Task brief – Copy out all the lines exactly. Omit pictures.
· · · · ·
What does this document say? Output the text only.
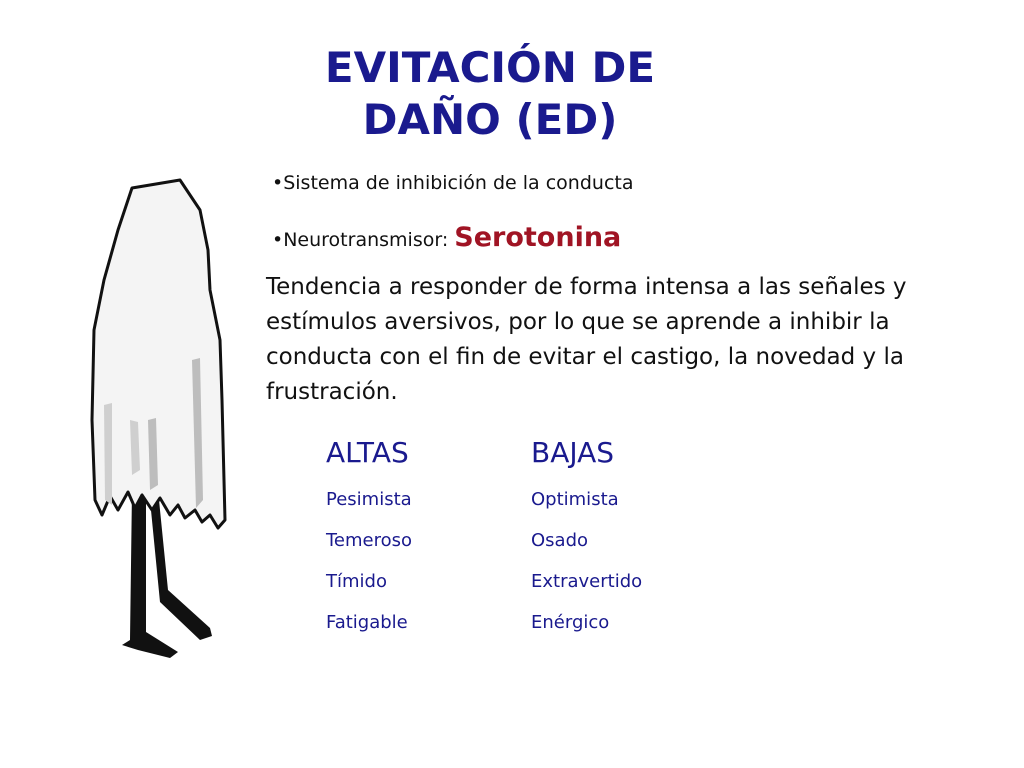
EVITACIÓN DE
DAÑO (ED)
•Sistema de inhibición de la conducta
•Neurotransmisor: Serotonina
Tendencia a responder de forma intensa a las señales y estímulos aversivos, por lo que se aprende a inhibir la conducta con el fin de evitar el castigo, la novedad y la frustración.
ALTAS
Pesimista
Temeroso
Tímido
Fatigable
BAJAS
Optimista
Osado
Extravertido
Enérgico
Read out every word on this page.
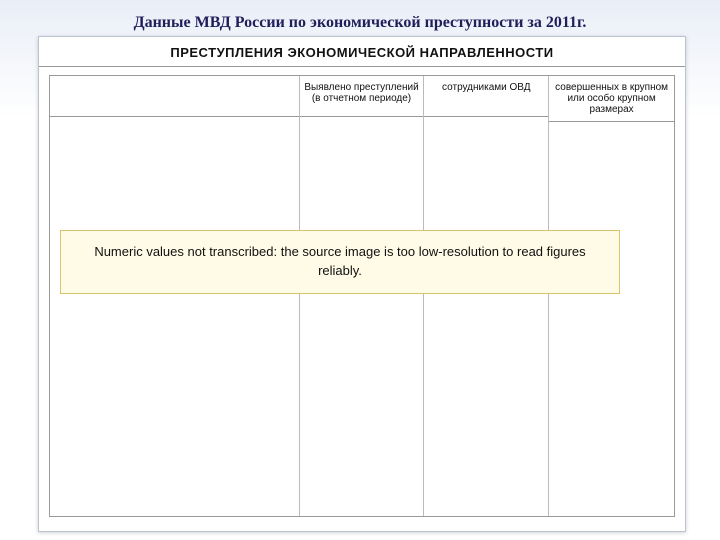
Данные МВД России по экономической преступности за 2011г.
ПРЕСТУПЛЕНИЯ ЭКОНОМИЧЕСКОЙ НАПРАВЛЕННОСТИ
Выявлено преступлений (в отчетном периоде)
сотрудниками ОВД	совершенных в крупном или особо крупном размерах
Numeric values not transcribed: the source image is too low-resolution to read figures reliably.
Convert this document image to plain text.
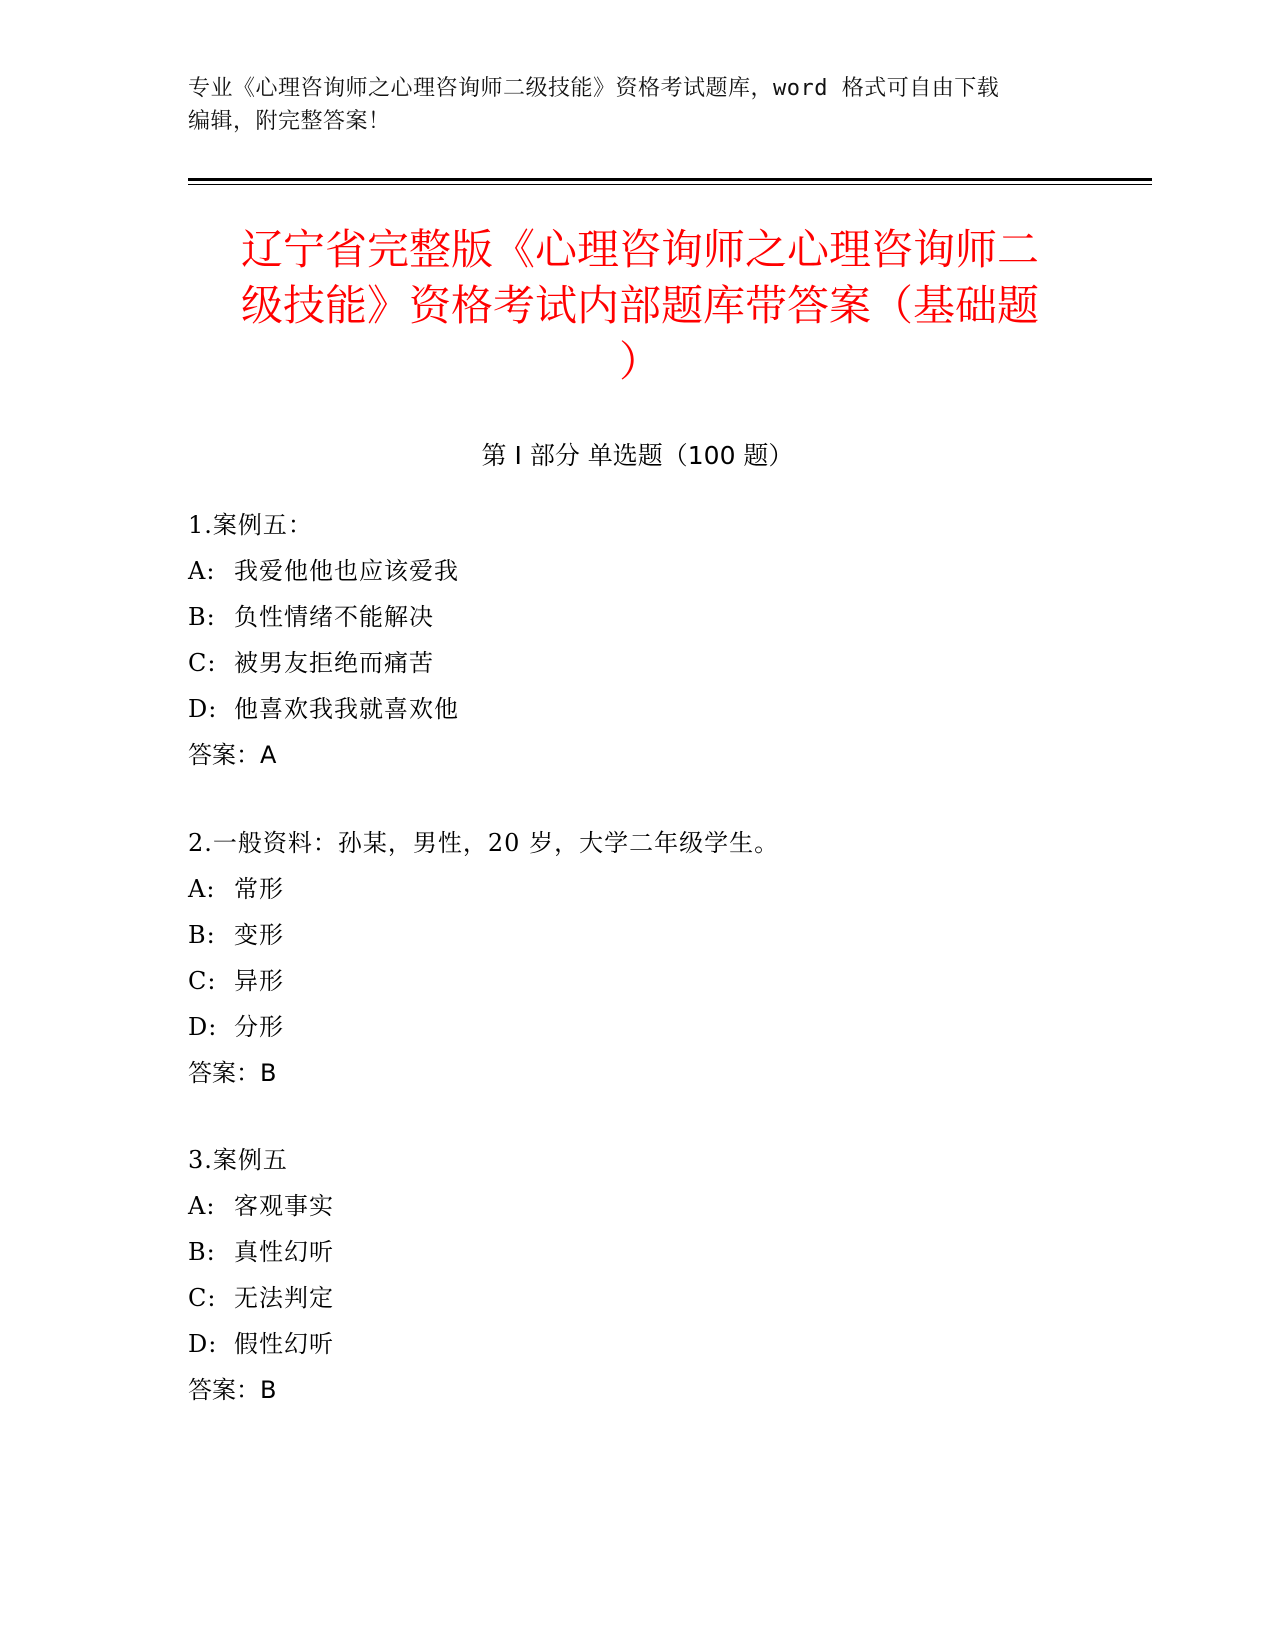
专业《心理咨询师之心理咨询师二级技能》资格考试题库，word 格式可自由下载
编辑，附完整答案！
辽宁省完整版《心理咨询师之心理咨询师二
级技能》资格考试内部题库带答案（基础题
）
第 I 部分 单选题（100 题）
1.案例五：
A: 我爱他他也应该爱我
B: 负性情绪不能解决
C: 被男友拒绝而痛苦
D: 他喜欢我我就喜欢他
答案：A
2.一般资料：孙某，男性，20 岁，大学二年级学生。
A: 常形
B: 变形
C: 异形
D: 分形
答案：B
3.案例五
A: 客观事实
B: 真性幻听
C: 无法判定
D: 假性幻听
答案：B
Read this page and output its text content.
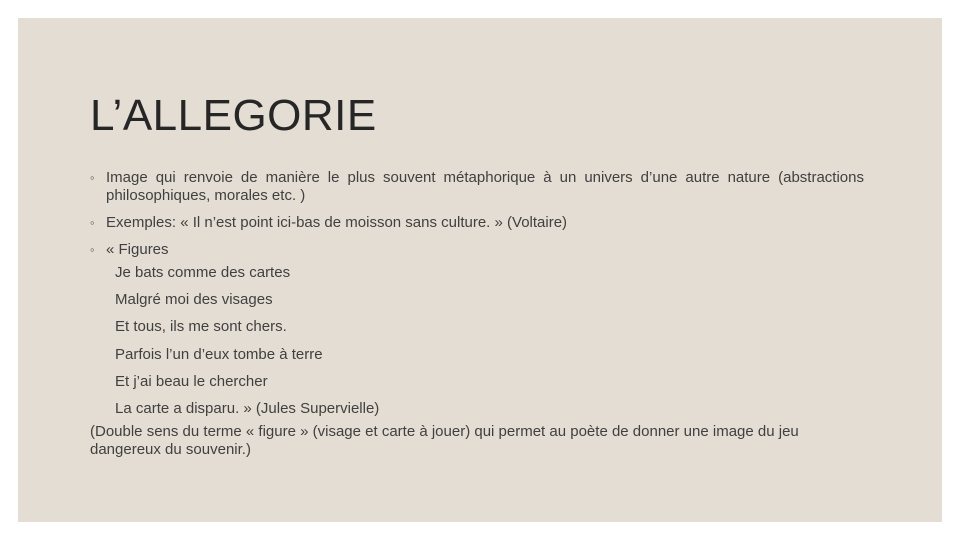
L’ALLEGORIE
◦ Image qui renvoie de manière le plus souvent métaphorique à un univers d’une autre nature (abstractions philosophiques, morales etc. )
◦ Exemples: « Il n’est point ici-bas de moisson sans culture. » (Voltaire)
◦ « Figures

Je bats comme des cartes

Malgré moi des visages

Et tous, ils me sont chers.

Parfois l’un d’eux tombe à terre

Et j’ai beau le chercher

La carte a disparu. » (Jules Supervielle)

(Double sens du terme « figure » (visage et carte à jouer) qui permet au poète de donner une image du jeu dangereux du souvenir.)
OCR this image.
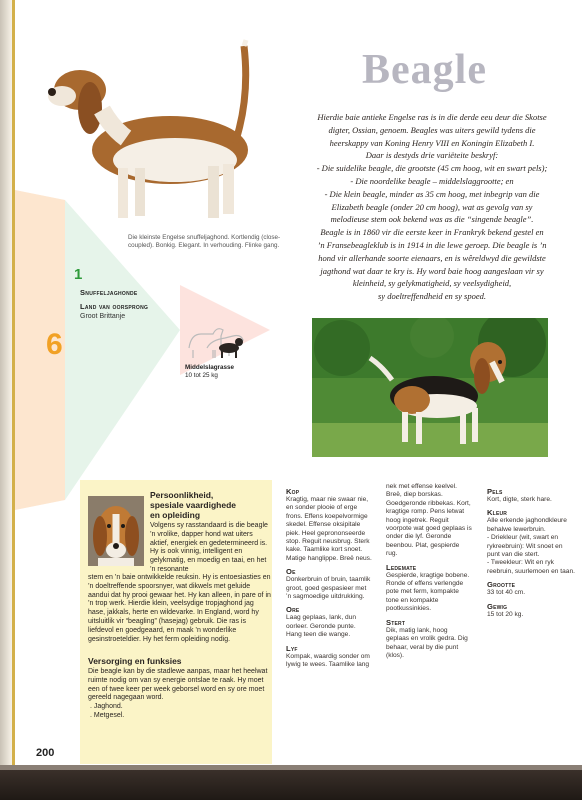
Die kleinste Engelse snuffeljaghond. Kortlendig (close-coupled). Bonkig. Elegant. In verhouding. Flinke gang.
Beagle

Hierdie baie antieke Engelse ras is in die derde eeu deur die Skotse

digter, Ossian, genoem. Beagles was uiters gewild tydens die

heerskappy van Koning Henry VIII en Koningin Elizabeth I.

Daar is destyds drie variëteite beskryf:

- Die suidelike beagle, die grootste (45 cm hoog, wit en swart pels);

- Die noordelike beagle – middelslaggrootte; en

- Die klein beagle, minder as 35 cm hoog, met inbegrip van die

Elizabeth beagle (onder 20 cm hoog), wat as gevolg van sy

melodieuse stem ook bekend was as die “singende beagle”.

Beagle is in 1860 vir die eerste keer in Frankryk bekend gestel en

’n Fransebeagleklub is in 1914 in die lewe geroep. Die beagle is ’n

hond vir allerhande soorte eienaars, en is wêreldwyd die gewildste

jagthond wat daar te kry is. Hy word baie hoog aangeslaan vir sy

kleinheid, sy gelykmatigheid, sy veelsydigheid,

sy doeltreffendheid en sy spoed.

1
Snuffeljaghonde
Land van oorsprong
Groot Brittanje
6
Middelslagrasse
10 tot 25 kg
Persoonlikheid,
spesiale vaardighede
en opleiding
Volgens sy rasstandaard is die beagle ’n vrolike, dapper hond wat uiters aktief, energiek en gedetermineerd is. Hy is ook vinnig, intelligent en gelykmatig, en moedig en taai, en het ’n resonante
stem en ’n baie ontwikkelde reuksin. Hy is entoesiasties en ’n doeltreffende spoorsnyer, wat dikwels met geluide aandui dat hy prooi gewaar het. Hy kan alleen, in pare of in ’n trop werk. Hierdie klein, veelsydige tropjaghond jag hase, jakkals, herte en wildevarke. In England, word hy uitsluitlik vir “beagling” (hasejag) gebruik. Die ras is liefdevol en goedgeaard, en maak ’n wonderlike gesinstroeteldier. Hy het ferm opleiding nodig.
Versorging en funksies
Die beagle kan by die stadlewe aanpas, maar het heelwat ruimte nodig om van sy energie ontslae te raak. Hy moet een of twee keer per week geborsel word en sy ore moet gereeld nagegaan word.
. Jaghond.
. Metgesel.
200
Kop

Kragtig, maar nie swaar nie, en sonder plooie of erge frons. Effens koepelvormige skedel. Effense oksipitale piek. Heel geprononseerde stop. Reguit neusbrug. Sterk kake. Taamlike kort snoet. Matige hanglippe. Breë neus.

Oe

Donkerbruin of bruin, taamlik groot, goed gespasieer met ’n sagmoedige uitdrukking.

Ore

Laag geplaas, lank, dun oorleer. Geronde punte. Hang teen die wange.

Lyf

Kompak, waardig sonder om lywig te wees. Taamlike lang

nek met effense keelvel. Breë, diep borskas. Goedgeronde ribbekas. Kort, kragtige romp. Pens letwat hoog ingetrek. Reguit voorpote wat goed geplaas is onder die lyf. Geronde beenbou. Plat, gespierde rug.

Ledemate

Gespierde, kragtige bobene. Ronde of effens verlengde pote met ferm, kompakte tone en kompakte pootkussinkies.

Stert

Dik, matig lank, hoog geplaas en vrolik gedra. Dig behaar, veral by die punt (klos).

Pels

Kort, digte, sterk hare.

Kleur

Alle erkende jaghondkleure behalwe lewerbruin.

- Driekleur (wit, swart en rykreebruin): Wit snoet en punt van die stert.

- Tweekleur: Wit en ryk reebruin, suurlemoen en taan.

Grootte

33 tot 40 cm.

Gewig

15 tot 20 kg.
· · · · ·
Task answer –
What does this document say? Output the text only.
EVITACIÓN DE
DAÑO (ED)
•Sistema de inhibición de la conducta
•Neurotransmisor: Serotonina
Tendencia a responder de forma intensa a las señales y estímulos aversivos, por lo que se aprende a inhibir la conducta con el fin de evitar el castigo, la novedad y la frustración.
ALTAS
Pesimista
Temeroso
Tímido
Fatigable
BAJAS
Optimista
Osado
Extravertido
Enérgico
Read out every word on this page.
Данные МВД России по экономической преступности за 2011г.
ПРЕСТУПЛЕНИЯ ЭКОНОМИЧЕСКОЙ НАПРАВЛЕННОСТИ
Выявлено преступлений (в отчетном периоде)
сотрудниками ОВД	совершенных в крупном или особо крупном размерах
Numeric values not transcribed: the source image is too low-resolution to read figures reliably.
Convert this document image to plain text.
专业《心理咨询师之心理咨询师二级技能》资格考试题库，word 格式可自由下载
编辑，附完整答案！
辽宁省完整版《心理咨询师之心理咨询师二
级技能》资格考试内部题库带答案（基础题
）
第 I 部分 单选题（100 题）
1.案例五：
A: 我爱他他也应该爱我
B: 负性情绪不能解决
C: 被男友拒绝而痛苦
D: 他喜欢我我就喜欢他
答案：A
2.一般资料：孙某，男性，20 岁，大学二年级学生。
A: 常形
B: 变形
C: 异形
D: 分形
答案：B
3.案例五
A: 客观事实
B: 真性幻听
C: 无法判定
D: 假性幻听
答案：B
Read this page and output its text content.
L’ALLEGORIE
◦ Image qui renvoie de manière le plus souvent métaphorique à un univers d’une autre nature (abstractions philosophiques, morales etc. )
◦ Exemples: « Il n’est point ici-bas de moisson sans culture. » (Voltaire)
◦ « Figures

Je bats comme des cartes

Malgré moi des visages

Et tous, ils me sont chers.

Parfois l’un d’eux tombe à terre

Et j’ai beau le chercher

La carte a disparu. » (Jules Supervielle)

(Double sens du terme « figure » (visage et carte à jouer) qui permet au poète de donner une image du jeu dangereux du souvenir.)
OCR this image.
Die kleinste Engelse snuffeljaghond. Kortlendig (close-coupled). Bonkig. Elegant. In verhouding. Flinke gang.
Beagle

Hierdie baie antieke Engelse ras is in die derde eeu deur die Skotse

digter, Ossian, genoem. Beagles was uiters gewild tydens die

heerskappy van Koning Henry VIII en Koningin Elizabeth I.

Daar is destyds drie variëteite beskryf:

- Die suidelike beagle, die grootste (45 cm hoog, wit en swart pels);

- Die noordelike beagle – middelslaggrootte; en

- Die klein beagle, minder as 35 cm hoog, met inbegrip van die

Elizabeth beagle (onder 20 cm hoog), wat as gevolg van sy

melodieuse stem ook bekend was as die “singende beagle”.

Beagle is in 1860 vir die eerste keer in Frankryk bekend gestel en

’n Fransebeagleklub is in 1914 in die lewe geroep. Die beagle is ’n

hond vir allerhande soorte eienaars, en is wêreldwyd die gewildste

jagthond wat daar te kry is. Hy word baie hoog aangeslaan vir sy

kleinheid, sy gelykmatigheid, sy veelsydigheid,

sy doeltreffendheid en sy spoed.

1
Snuffeljaghonde
Land van oorsprong
Groot Brittanje
6
Middelslagrasse
10 tot 25 kg
Persoonlikheid,
spesiale vaardighede
en opleiding
Volgens sy rasstandaard is die beagle ’n vrolike, dapper hond wat uiters aktief, energiek en gedetermineerd is. Hy is ook vinnig, intelligent en gelykmatig, en moedig en taai, en het ’n resonante
stem en ’n baie ontwikkelde reuksin. Hy is entoesiasties en ’n doeltreffende spoorsnyer, wat dikwels met geluide aandui dat hy prooi gewaar het. Hy kan alleen, in pare of in ’n trop werk. Hierdie klein, veelsydige tropjaghond jag hase, jakkals, herte en wildevarke. In England, word hy uitsluitlik vir “beagling” (hasejag) gebruik. Die ras is liefdevol en goedgeaard, en maak ’n wonderlike gesinstroeteldier. Hy het ferm opleiding nodig.
Versorging en funksies
Die beagle kan by die stadlewe aanpas, maar het heelwat ruimte nodig om van sy energie ontslae te raak. Hy moet een of twee keer per week geborsel word en sy ore moet gereeld nagegaan word.
. Jaghond.
. Metgesel.
200
Kop

Kragtig, maar nie swaar nie, en sonder plooie of erge frons. Effens koepelvormige skedel. Effense oksipitale piek. Heel geprononseerde stop. Reguit neusbrug. Sterk kake. Taamlike kort snoet. Matige hanglippe. Breë neus.

Oe

Donkerbruin of bruin, taamlik groot, goed gespasieer met ’n sagmoedige uitdrukking.

Ore

Laag geplaas, lank, dun oorleer. Geronde punte. Hang teen die wange.

Lyf

Kompak, waardig sonder om lywig te wees. Taamlike lang

nek met effense keelvel. Breë, diep borskas. Goedgeronde ribbekas. Kort, kragtige romp. Pens letwat hoog ingetrek. Reguit voorpote wat goed geplaas is onder die lyf. Geronde beenbou. Plat, gespierde rug.

Ledemate

Gespierde, kragtige bobene. Ronde of effens verlengde pote met ferm, kompakte tone en kompakte pootkussinkies.

Stert

Dik, matig lank, hoog geplaas en vrolik gedra. Dig behaar, veral by die punt (klos).

Pels

Kort, digte, sterk hare.

Kleur

Alle erkende jaghondkleure behalwe lewerbruin.

- Driekleur (wit, swart en rykreebruin): Wit snoet en punt van die stert.

- Tweekleur: Wit en ryk reebruin, suurlemoen en taan.

Grootte

33 tot 40 cm.

Gewig

15 tot 20 kg.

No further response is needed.